# Do filters put oxygen in a tank?



## Calmwaters (Sep 2, 2009)

Just curious about this. If so how? It seems like years ago in high school science class we learned something but as I said that was a long time ago.LOL


----------



## studman50 (Aug 15, 2009)

depends on what type, if you have a sump/wet/dry then yes because of the water going from the overflow to the filter it creates bubbles on the way down, HOB yes because it does disrupt the surface a little and the least aggitation and bubbles which would put O2 in the water would be a canister. now im not saying this is a great ammount, plus i just like a nice bubble wall in the back of the tank.


----------



## MoneyMitch (Aug 3, 2009)

whenever the water surface is agitated then co2 leaves and o2 enters, wet drys or trickle filters are the best since the water drips over media and is constantly being moved around swished and splashed. Money


----------



## Byron (Mar 7, 2009)

Previous responders are correct. If I recall, you have (or want) a planted tank. In planted aquaria, you do not want excess water surface disturbance because it drives off the CO2 that is essential for the plants. So any bubbling devices or excessive filtration is a negative. And plants produce more oxygen than they or the fish assume, so in a planted tank you are not likely to have oxygen deficiency issues unless you are way overstocked with fish or have large fish. Just to keep everything in perspective.

Byron.


----------



## Calmwaters (Sep 2, 2009)

Thanks you guys I knew someone here one have the answers for me. And yes Byron I am thinking about turning my 44 gallon into an all real plant tank. I only have 3 small ones so far but plan on getting more little by little and replaceing my fake ones.


----------



## ron521 (Oct 1, 2009)

I would say that filters help the water turn over, so gas exchange can occur, and increasing the amount of gases (both oxygen and CO2) which are dissolved in the water.
Agitating the surface enhances the gas exchange, so if you have CO2 injection, you would lose CO2 as the gases dissolved in your water attempted to equalize with the atmosphere.


----------

______

Stated exercise 1
Transcribe everything in the thread on filters and oxygen from "## ron521 (Oct" down to "in the water.".

Source data
______

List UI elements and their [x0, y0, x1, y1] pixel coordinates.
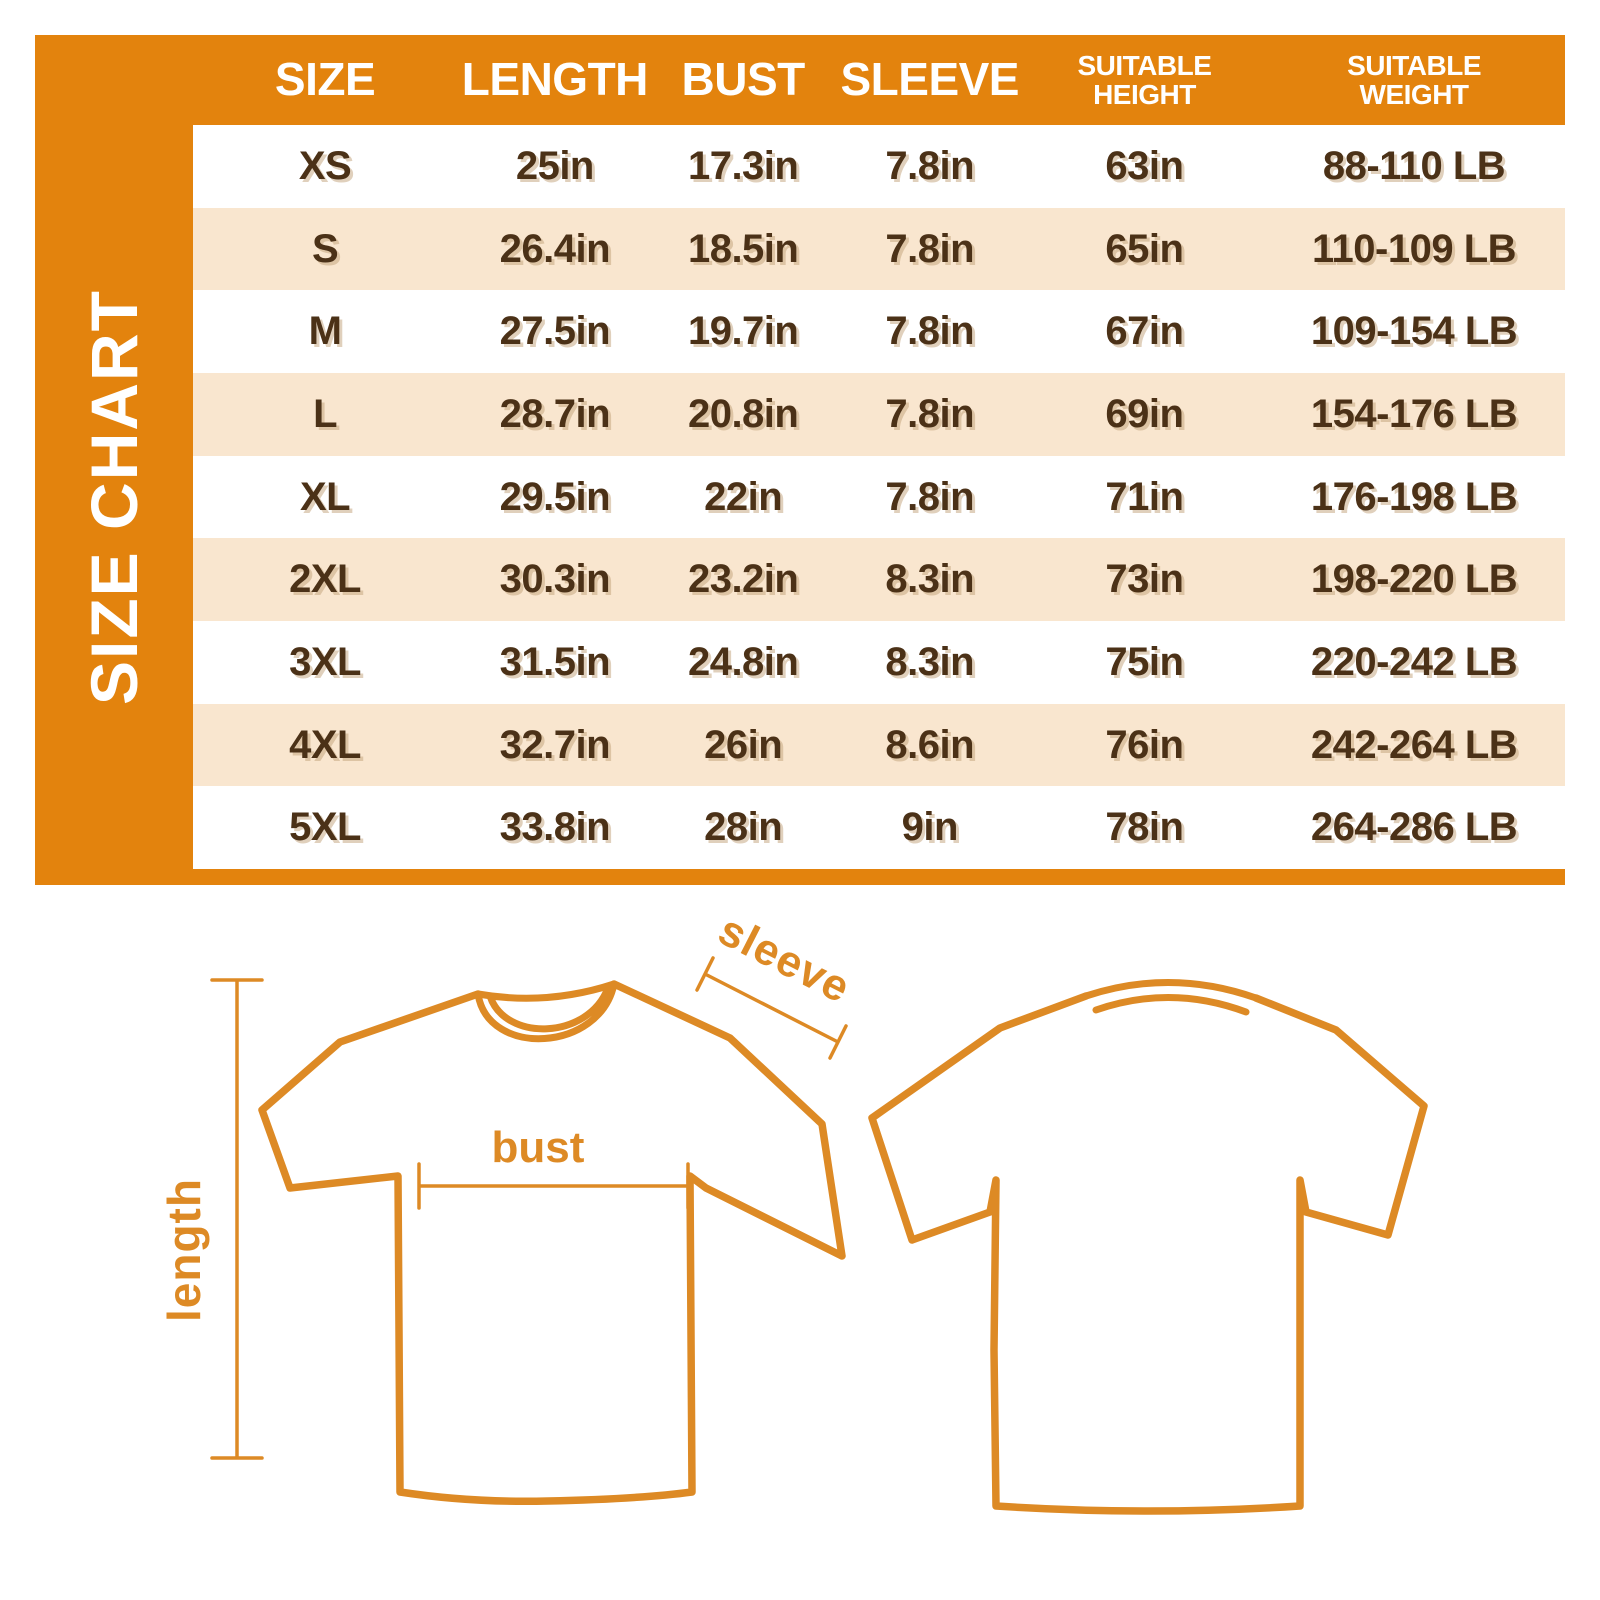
length-label: length [158, 1178, 210, 1322]
height-cell: 73in [1105, 557, 1184, 602]
bust-cell: 17.3in [687, 143, 799, 188]
table-row-5xl: 5XL 33.8in 28in 9in 78in 264-286 LB [193, 786, 1565, 869]
length-cell: 26.4in [499, 226, 611, 271]
sidebar: SIZE CHART [35, 125, 193, 869]
size-cell: XL [299, 474, 351, 519]
size-chart-panel: SIZE CHART SIZE LENGTH BUST SLEEVE SUITA… [35, 35, 1565, 885]
weight-cell: 154-176 LB [1310, 391, 1518, 436]
sleeve-cell: 7.8in [885, 226, 975, 271]
bust-cell: 28in [704, 805, 783, 850]
sleeve-cell: 7.8in [885, 391, 975, 436]
table-row-3xl: 3XL 31.5in 24.8in 8.3in 75in 220-242 LB [193, 621, 1565, 704]
table-row-xl: XL 29.5in 22in 7.8in 71in 176-198 LB [193, 456, 1565, 539]
bust-cell: 19.7in [687, 309, 799, 354]
length-cell: 32.7in [499, 722, 611, 767]
bust-cell: 22in [704, 474, 783, 519]
size-cell: 4XL [289, 722, 361, 767]
column-header-bust: BUST [681, 53, 806, 106]
sleeve-cell: 9in [901, 805, 959, 850]
table-row-m: M 27.5in 19.7in 7.8in 67in 109-154 LB [193, 290, 1565, 373]
weight-cell: 198-220 LB [1310, 557, 1518, 602]
length-measure-line [210, 978, 264, 1460]
length-cell: 28.7in [499, 391, 611, 436]
table-body: XS 25in 17.3in 7.8in 63in 88-110 LB S 26… [193, 125, 1565, 869]
table-header-row: SIZE LENGTH BUST SLEEVE SUITABLE HEIGHT … [193, 35, 1565, 125]
size-cell: 3XL [289, 639, 361, 684]
table-row-4xl: 4XL 32.7in 26in 8.6in 76in 242-264 LB [193, 703, 1565, 787]
sleeve-label: sleeve [711, 905, 859, 1012]
size-cell: M [308, 309, 342, 354]
weight-cell: 242-264 LB [1310, 722, 1518, 767]
weight-cell: 176-198 LB [1310, 474, 1518, 519]
column-header-suitable-height: SUITABLE HEIGHT [1077, 49, 1212, 110]
bust-cell: 26in [704, 722, 783, 767]
size-cell: 2XL [289, 557, 361, 602]
height-cell: 76in [1105, 722, 1184, 767]
size-cell: L [313, 391, 338, 436]
sleeve-cell: 8.6in [885, 722, 975, 767]
length-cell: 31.5in [499, 639, 611, 684]
height-cell: 71in [1105, 474, 1184, 519]
bust-cell: 23.2in [687, 557, 799, 602]
front-shirt-outline [258, 980, 846, 1506]
column-header-length: LENGTH [461, 53, 649, 106]
table-row-xs: XS 25in 17.3in 7.8in 63in 88-110 LB [193, 125, 1565, 208]
size-cell: S [311, 226, 339, 271]
size-cell: 5XL [289, 805, 361, 850]
back-collar [1082, 979, 1260, 1016]
height-cell: 67in [1105, 309, 1184, 354]
column-header-sleeve: SLEEVE [840, 53, 1019, 106]
sleeve-cell: 7.8in [885, 143, 975, 188]
size-cell: XS [298, 143, 352, 188]
sleeve-cell: 8.3in [885, 557, 975, 602]
sleeve-measure-line [695, 956, 848, 1060]
bust-cell: 18.5in [687, 226, 799, 271]
weight-cell: 220-242 LB [1310, 639, 1518, 684]
length-cell: 33.8in [499, 805, 611, 850]
column-header-size: SIZE [274, 53, 376, 106]
height-cell: 63in [1105, 143, 1184, 188]
height-cell: 65in [1105, 226, 1184, 271]
sleeve-cell: 7.8in [885, 309, 975, 354]
length-cell: 29.5in [499, 474, 611, 519]
bust-label: bust [492, 1123, 585, 1172]
height-cell: 78in [1105, 805, 1184, 850]
bust-cell: 20.8in [687, 391, 799, 436]
sleeve-cell: 7.8in [885, 474, 975, 519]
page-title: SIZE CHART [77, 289, 151, 705]
table-row-l: L 28.7in 20.8in 7.8in 69in 154-176 LB [193, 373, 1565, 456]
table-row-2xl: 2XL 30.3in 23.2in 8.3in 73in 198-220 LB [193, 538, 1565, 622]
back-shirt-outline [868, 992, 1428, 1515]
length-cell: 30.3in [499, 557, 611, 602]
table-row-s: S 26.4in 18.5in 7.8in 65in 110-109 LB [193, 207, 1565, 291]
weight-cell: 109-154 LB [1310, 309, 1518, 354]
length-cell: 25in [515, 143, 595, 188]
height-cell: 69in [1105, 391, 1184, 436]
bust-cell: 24.8in [687, 639, 799, 684]
front-collar [474, 980, 618, 1042]
weight-cell: 88-110 LB [1322, 143, 1506, 188]
tshirt-measurement-diagram: length bust sleeve [158, 905, 1428, 1515]
height-cell: 75in [1105, 639, 1184, 684]
bust-measure-line [417, 1162, 690, 1210]
sleeve-cell: 8.3in [885, 639, 975, 684]
column-header-suitable-weight: SUITABLE WEIGHT [1347, 49, 1481, 110]
weight-cell: 110-109 LB [1312, 226, 1517, 271]
length-cell: 27.5in [499, 309, 611, 354]
weight-cell: 264-286 LB [1310, 805, 1518, 850]
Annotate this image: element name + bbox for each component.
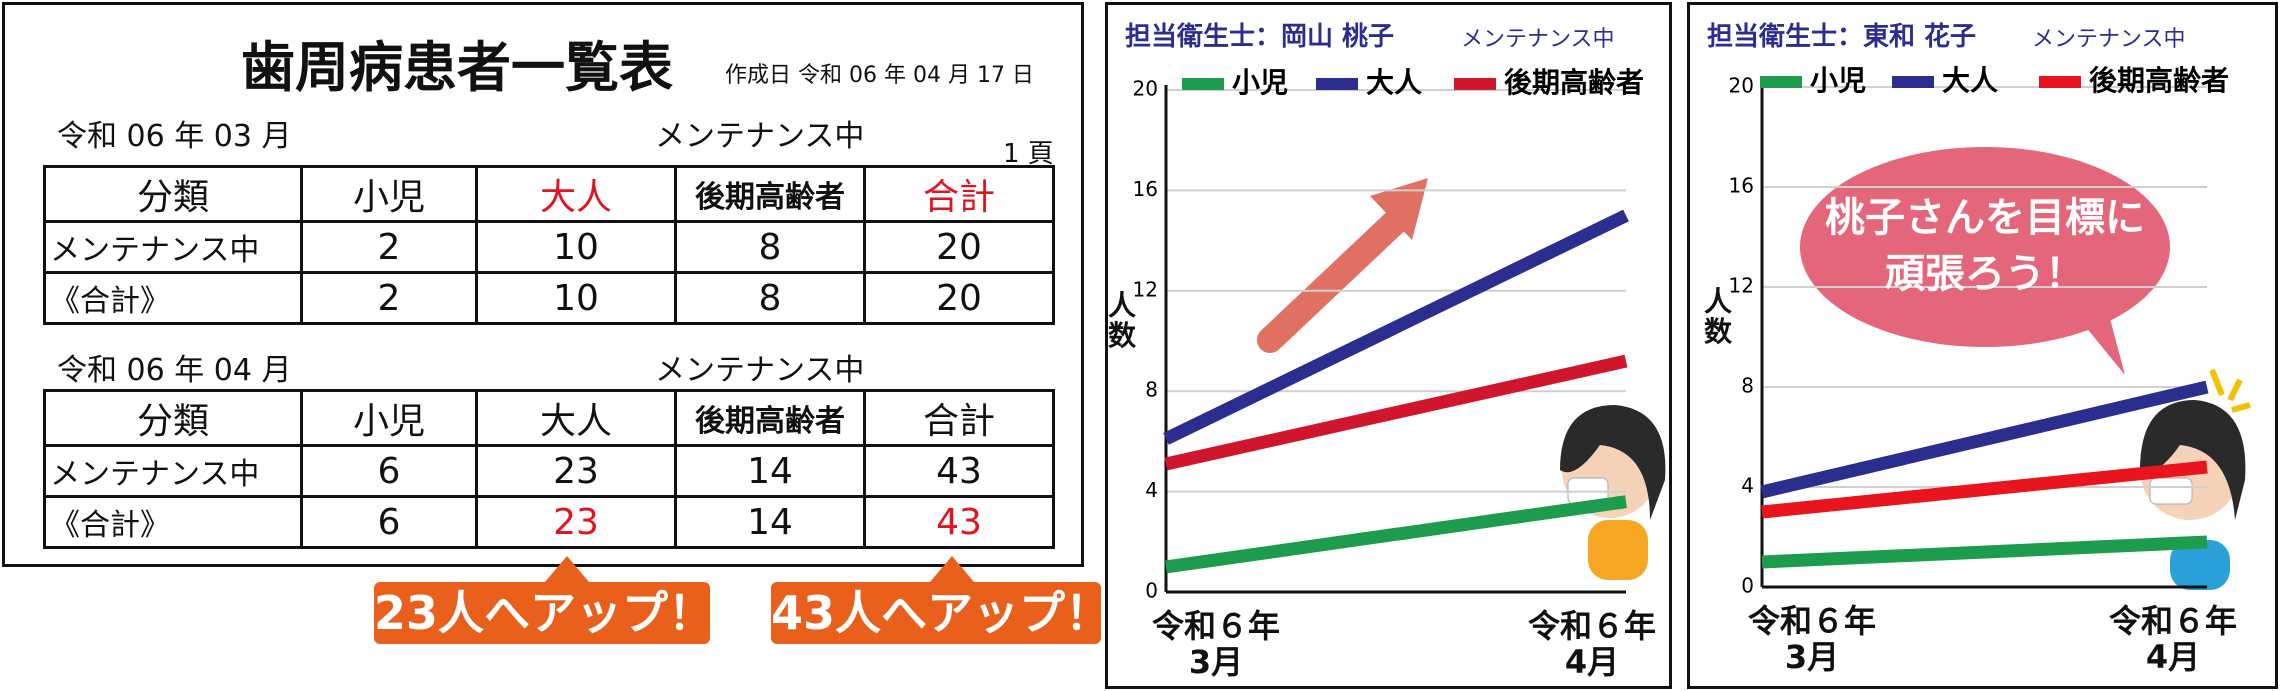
legend-label: 小児 xyxy=(1232,66,1288,99)
header-cell: 大人 xyxy=(475,165,677,223)
y-tick-label: 12 xyxy=(1729,274,1754,298)
patient-table: 分類 小児 大人 後期高齢者 合計 メンテナンス中 2 10 8 20 《合計》 2 10 8 20 xyxy=(43,165,1055,325)
y-axis-label: 人 数 xyxy=(1108,289,1137,352)
series-line xyxy=(1760,380,2209,499)
y-tick-label: 16 xyxy=(1729,174,1754,198)
series-line xyxy=(1164,354,1628,471)
legend-label: 大人 xyxy=(1942,64,1998,97)
series-line xyxy=(1761,535,2208,569)
header-cell: 分類 xyxy=(43,165,303,223)
table-panel: 歯周病患者一覧表 作成日 令和 06 年 04 月 17 日 1 頁 令和 06… xyxy=(2,2,1084,567)
series-line xyxy=(1163,209,1629,445)
table-title: 歯周病患者一覧表 xyxy=(241,36,673,99)
table-cell: 43 xyxy=(863,495,1055,549)
trend-arrow-head xyxy=(1370,178,1428,240)
table-cell: メンテナンス中 xyxy=(43,444,303,498)
header-row: 分類 小児 大人 後期高齢者 合計 xyxy=(43,165,1055,223)
table-cell: 2 xyxy=(300,220,478,274)
x-tick-label: 令和６年 4月 xyxy=(2108,602,2237,676)
chart-subtitle: メンテナンス中 xyxy=(1461,27,1615,52)
header-cell: 合計 xyxy=(863,389,1055,447)
table-cell: 《合計》 xyxy=(43,495,303,549)
created-date: 作成日 令和 06 年 04 月 17 日 xyxy=(725,63,1034,88)
legend-label: 大人 xyxy=(1366,66,1422,99)
trend-arrow xyxy=(1257,209,1408,353)
table-cell: 6 xyxy=(300,444,478,498)
table-cell: メンテナンス中 xyxy=(43,220,303,274)
section-month: 令和 06 年 04 月 xyxy=(57,353,292,388)
table-row: 《合計》 6 23 14 43 xyxy=(43,495,1055,549)
legend-label: 小児 xyxy=(1810,64,1866,97)
table-cell: 8 xyxy=(674,271,866,325)
y-tick-label: 0 xyxy=(1145,579,1158,603)
header-cell: 小児 xyxy=(300,389,478,447)
table-row: メンテナンス中 2 10 8 20 xyxy=(43,220,1055,274)
series-line xyxy=(1165,495,1627,574)
table-cell: 6 xyxy=(300,495,478,549)
table-cell: 20 xyxy=(863,271,1055,325)
y-tick-label: 4 xyxy=(1741,474,1754,498)
y-axis-label: 人 数 xyxy=(1704,285,1733,348)
y-tick-label: 4 xyxy=(1145,478,1158,502)
x-tick-label: 令和６年 4月 xyxy=(1527,607,1656,681)
table-cell: 20 xyxy=(863,220,1055,274)
table-cell: 2 xyxy=(300,271,478,325)
table-cell: 10 xyxy=(475,271,677,325)
table-cell: 23 xyxy=(475,444,677,498)
callout: 23人へアップ！ xyxy=(374,582,714,644)
chart-panel xyxy=(1687,2,2278,689)
table-row: 《合計》 2 10 8 20 xyxy=(43,271,1055,325)
callout: 43人へアップ！ xyxy=(771,582,1111,644)
x-tick-label: 令和６年 3月 xyxy=(1747,602,1876,676)
patient-table: 分類 小児 大人 後期高齢者 合計 メンテナンス中 6 23 14 43 《合計》 6 23 14 43 xyxy=(43,389,1055,549)
chart-title: 担当衛生士：岡山 桃子 xyxy=(1125,22,1395,52)
header-cell: 後期高齢者 xyxy=(674,389,866,447)
table-cell: 《合計》 xyxy=(43,271,303,325)
series-line xyxy=(1761,460,2208,519)
header-cell: 分類 xyxy=(43,389,303,447)
header-cell: 大人 xyxy=(475,389,677,447)
table-cell: 14 xyxy=(674,444,866,498)
chart-subtitle: メンテナンス中 xyxy=(2032,27,2186,52)
y-tick-label: 20 xyxy=(1729,74,1754,98)
page-number: 1 頁 xyxy=(1003,139,1054,169)
y-tick-label: 16 xyxy=(1133,177,1158,201)
header-cell: 小児 xyxy=(300,165,478,223)
section-status: メンテナンス中 xyxy=(655,353,865,388)
table-cell: 23 xyxy=(475,495,677,549)
header-row: 分類 小児 大人 後期高齢者 合計 xyxy=(43,389,1055,447)
x-tick-label: 令和６年 3月 xyxy=(1151,607,1280,681)
chart-title: 担当衛生士：東和 花子 xyxy=(1707,22,1977,52)
callout-pointer xyxy=(545,556,589,582)
table-cell: 43 xyxy=(863,444,1055,498)
section-month: 令和 06 年 03 月 xyxy=(57,119,292,154)
header-cell: 合計 xyxy=(863,165,1055,223)
table-row: メンテナンス中 6 23 14 43 xyxy=(43,444,1055,498)
legend-label: 後期高齢者 xyxy=(1504,66,1644,99)
header-cell: 後期高齢者 xyxy=(674,165,866,223)
y-tick-label: 8 xyxy=(1145,378,1158,402)
y-tick-label: 20 xyxy=(1133,77,1158,101)
table-cell: 14 xyxy=(674,495,866,549)
y-tick-label: 0 xyxy=(1741,574,1754,598)
table-cell: 8 xyxy=(674,220,866,274)
callout-pointer xyxy=(930,556,974,582)
y-tick-label: 8 xyxy=(1741,374,1754,398)
legend-label: 後期高齢者 xyxy=(2089,64,2229,97)
character xyxy=(1560,405,1666,580)
section-status: メンテナンス中 xyxy=(655,119,865,154)
speech-bubble xyxy=(1800,147,2170,347)
y-tick-label: 12 xyxy=(1133,277,1158,301)
annotation: 桃子さんを目標に 頑張ろう！ xyxy=(1825,195,2145,297)
table-cell: 10 xyxy=(475,220,677,274)
chart-panel xyxy=(1105,2,1672,689)
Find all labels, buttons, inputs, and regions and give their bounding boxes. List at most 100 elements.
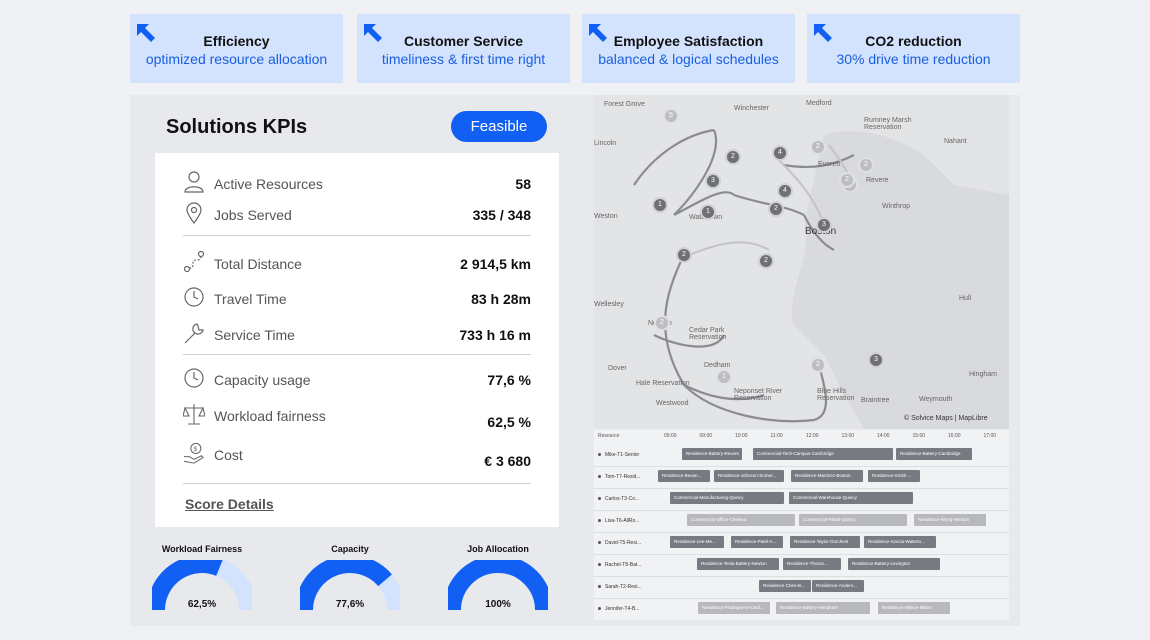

______

Stated exercise 2
How many lines in the entries contain the string "panel"? Give only the number.

Task response 1
## ron521 (Oct 1, 2009)

I would say that filters help the water turn over, so gas exchange can occur, and increasing the amount of gases (both oxygen and CO2) which are dissolved in the water.

Task response 2
4